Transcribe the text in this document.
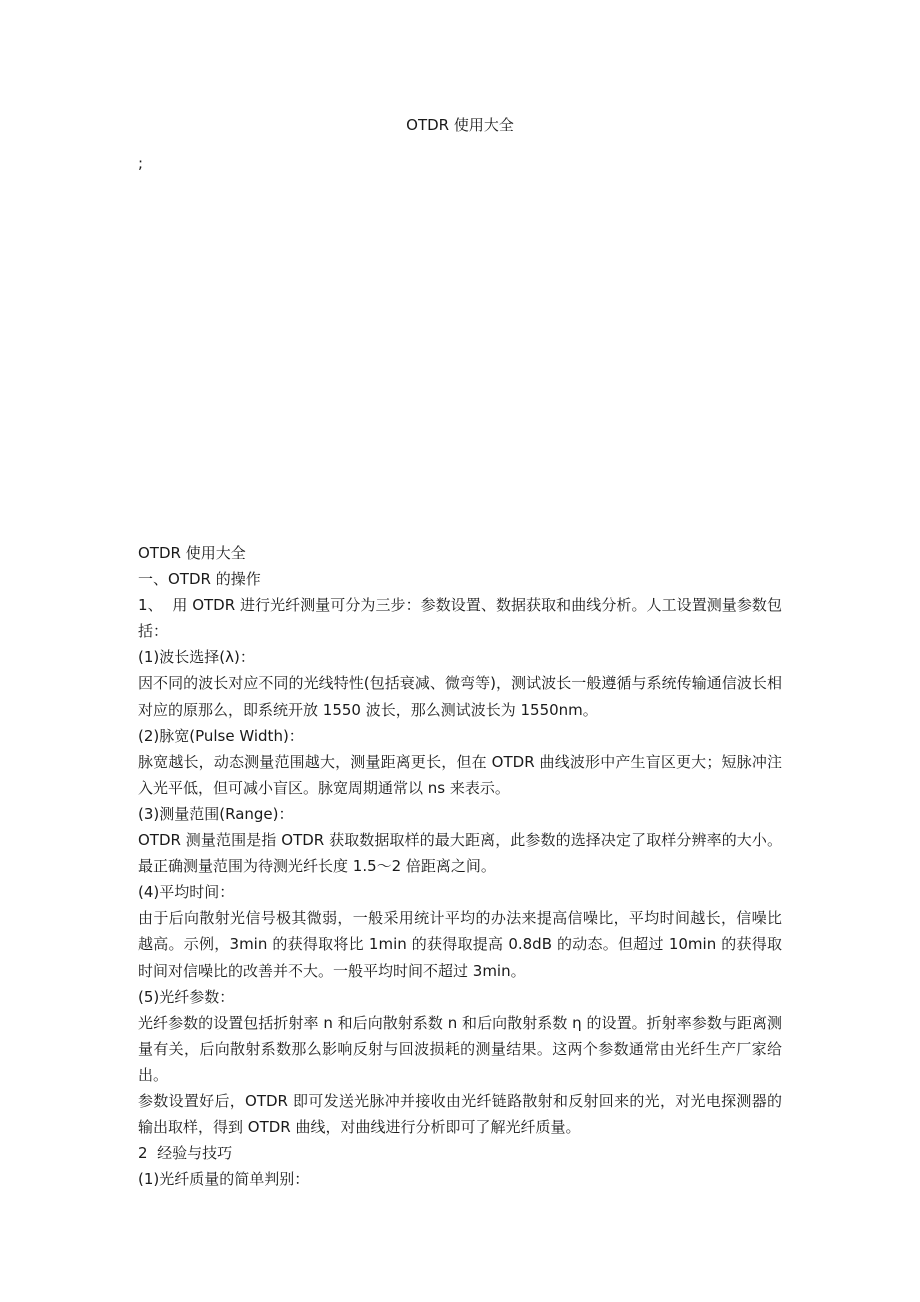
OTDR 使用大全
;

OTDR 使用大全

一、OTDR 的操作

1、  用 OTDR 进行光纤测量可分为三步：参数设置、数据获取和曲线分析。人工设置测量参数包括：

(1)波长选择(λ)：

因不同的波长对应不同的光线特性(包括衰减、微弯等)，测试波长一般遵循与系统传输通信波长相对应的原那么，即系统开放 1550 波长，那么测试波长为 1550nm。

(2)脉宽(Pulse Width)：

脉宽越长，动态测量范围越大，测量距离更长，但在 OTDR 曲线波形中产生盲区更大；短脉冲注入光平低，但可减小盲区。脉宽周期通常以 ns 来表示。

(3)测量范围(Range)：

OTDR 测量范围是指 OTDR 获取数据取样的最大距离，此参数的选择决定了取样分辨率的大小。最正确测量范围为待测光纤长度 1.5～2 倍距离之间。

(4)平均时间：

由于后向散射光信号极其微弱，一般采用统计平均的办法来提高信噪比，平均时间越长，信噪比越高。示例，3min 的获得取将比 1min 的获得取提高 0.8dB 的动态。但超过 10min 的获得取时间对信噪比的改善并不大。一般平均时间不超过 3min。

(5)光纤参数：

光纤参数的设置包括折射率 n 和后向散射系数 n 和后向散射系数 η 的设置。折射率参数与距离测量有关，后向散射系数那么影响反射与回波损耗的测量结果。这两个参数通常由光纤生产厂家给出。

参数设置好后，OTDR 即可发送光脉冲并接收由光纤链路散射和反射回来的光，对光电探测器的输出取样，得到 OTDR 曲线，对曲线进行分析即可了解光纤质量。

2  经验与技巧

(1)光纤质量的简单判别：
◆ ◆ ◆
STATED EXERCISE.
Return every line above in which the string "OTDR" occurs.

TASK OUTPUT.
OTDR 使用大全
OTDR 使用大全
一、OTDR 的操作
1、  用 OTDR 进行光纤测量可分为三步：参数设置、数据获取和曲线分析。人工设置测量参数包括：
脉宽越长，动态测量范围越大，测量距离更长，但在 OTDR 曲线波形中产生盲区更大；短脉冲注入光平低，但可减小盲区。脉宽周期通常以 ns 来表示。
OTDR 测量范围是指 OTDR 获取数据取样的最大距离，此参数的选择决定了取样分辨率的大小。最正确测量范围为待测光纤长度 1.5～2 倍距离之间。
参数设置好后，OTDR 即可发送光脉冲并接收由光纤链路散射和反射回来的光，对光电探测器的输出取样，得到 OTDR 曲线，对曲线进行分析即可了解光纤质量。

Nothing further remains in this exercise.